[YOUR INSTRUCTIONS] Write out every entry precisely as given, leaving the pictures out.

[TASK INPUT]
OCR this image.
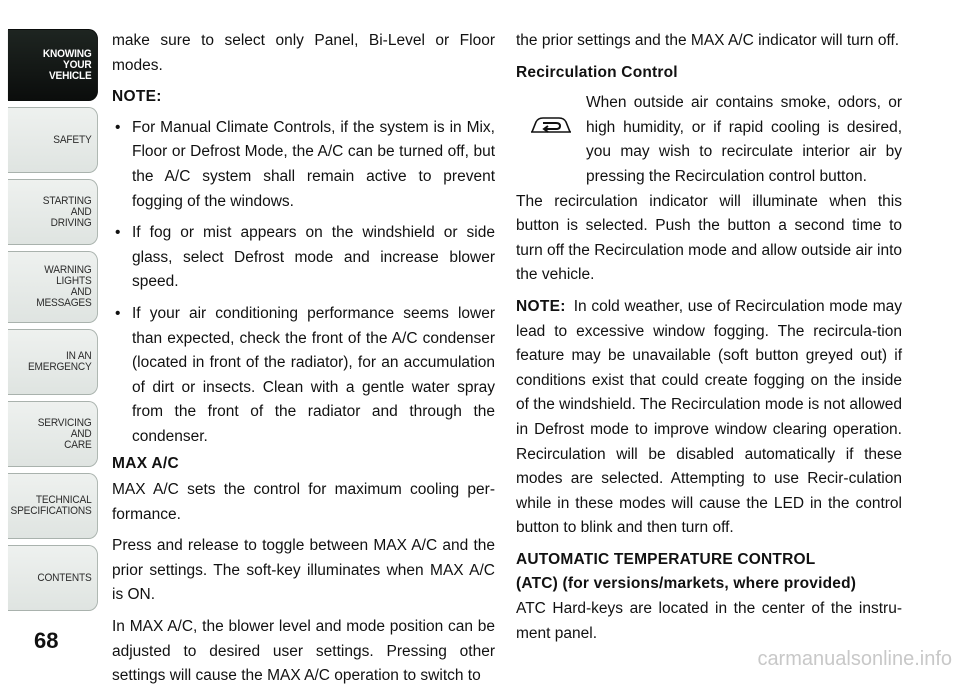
KNOWING
YOUR
VEHICLE
SAFETY
STARTING
AND
DRIVING
WARNING
LIGHTS
AND
MESSAGES
IN AN
EMERGENCY
SERVICING
AND
CARE
TECHNICAL
SPECIFICATIONS
CONTENTS
68

make sure to select only Panel, Bi-Level or Floor modes.

NOTE:
• For Manual Climate Controls, if the system is in Mix, Floor or Defrost Mode, the A/C can be turned off, but the A/C system shall remain active to prevent fogging of the windows.
• If fog or mist appears on the windshield or side glass, select Defrost mode and increase blower speed.
• If your air conditioning performance seems lower than expected, check the front of the A/C condenser (located in front of the radiator), for an accumulation of dirt or insects. Clean with a gentle water spray from the front of the radiator and through the condenser.
MAX A/C

MAX A/C sets the control for maximum cooling per-formance.

Press and release to toggle between MAX A/C and the prior settings. The soft-key illuminates when MAX A/C is ON.

In MAX A/C, the blower level and mode position can be adjusted to desired user settings. Pressing other settings will cause the MAX A/C operation to switch to

the prior settings and the MAX A/C indicator will turn off.

Recirculation Control
When outside air contains smoke, odors, or high humidity, or if rapid cooling is desired, you may wish to recirculate interior air by pressing the Recirculation control button.

The recirculation indicator will illuminate when this button is selected. Push the button a second time to turn off the Recirculation mode and allow outside air into the vehicle.

NOTE: In cold weather, use of Recirculation mode may lead to excessive window fogging. The recircula-tion feature may be unavailable (soft button greyed out) if conditions exist that could create fogging on the inside of the windshield. The Recirculation mode is not allowed in Defrost mode to improve window clearing operation. Recirculation will be disabled automatically if these modes are selected. Attempting to use Recir-culation while in these modes will cause the LED in the control button to blink and then turn off.

AUTOMATIC TEMPERATURE CONTROL
(ATC) (for versions/markets, where provided)

ATC Hard-keys are located in the center of the instru-ment panel.

carmanualsonline.info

[WORKED SOLUTION]
OCR this image.
KNOWING
YOUR
VEHICLE
SAFETY
STARTING
AND
DRIVING
WARNING
LIGHTS
AND
MESSAGES
IN AN
EMERGENCY
SERVICING
AND
CARE
TECHNICAL
SPECIFICATIONS
CONTENTS
68

make sure to select only Panel, Bi-Level or Floor modes.

NOTE:
• For Manual Climate Controls, if the system is in Mix, Floor or Defrost Mode, the A/C can be turned off, but the A/C system shall remain active to prevent fogging of the windows.
• If fog or mist appears on the windshield or side glass, select Defrost mode and increase blower speed.
• If your air conditioning performance seems lower than expected, check the front of the A/C condenser (located in front of the radiator), for an accumulation of dirt or insects. Clean with a gentle water spray from the front of the radiator and through the condenser.
MAX A/C

MAX A/C sets the control for maximum cooling per-formance.

Press and release to toggle between MAX A/C and the prior settings. The soft-key illuminates when MAX A/C is ON.

In MAX A/C, the blower level and mode position can be adjusted to desired user settings. Pressing other settings will cause the MAX A/C operation to switch to

the prior settings and the MAX A/C indicator will turn off.

Recirculation Control
When outside air contains smoke, odors, or high humidity, or if rapid cooling is desired, you may wish to recirculate interior air by pressing the Recirculation control button.

The recirculation indicator will illuminate when this button is selected. Push the button a second time to turn off the Recirculation mode and allow outside air into the vehicle.

NOTE: In cold weather, use of Recirculation mode may lead to excessive window fogging. The recircula-tion feature may be unavailable (soft button greyed out) if conditions exist that could create fogging on the inside of the windshield. The Recirculation mode is not allowed in Defrost mode to improve window clearing operation. Recirculation will be disabled automatically if these modes are selected. Attempting to use Recir-culation while in these modes will cause the LED in the control button to blink and then turn off.

AUTOMATIC TEMPERATURE CONTROL
(ATC) (for versions/markets, where provided)

ATC Hard-keys are located in the center of the instru-ment panel.

carmanualsonline.info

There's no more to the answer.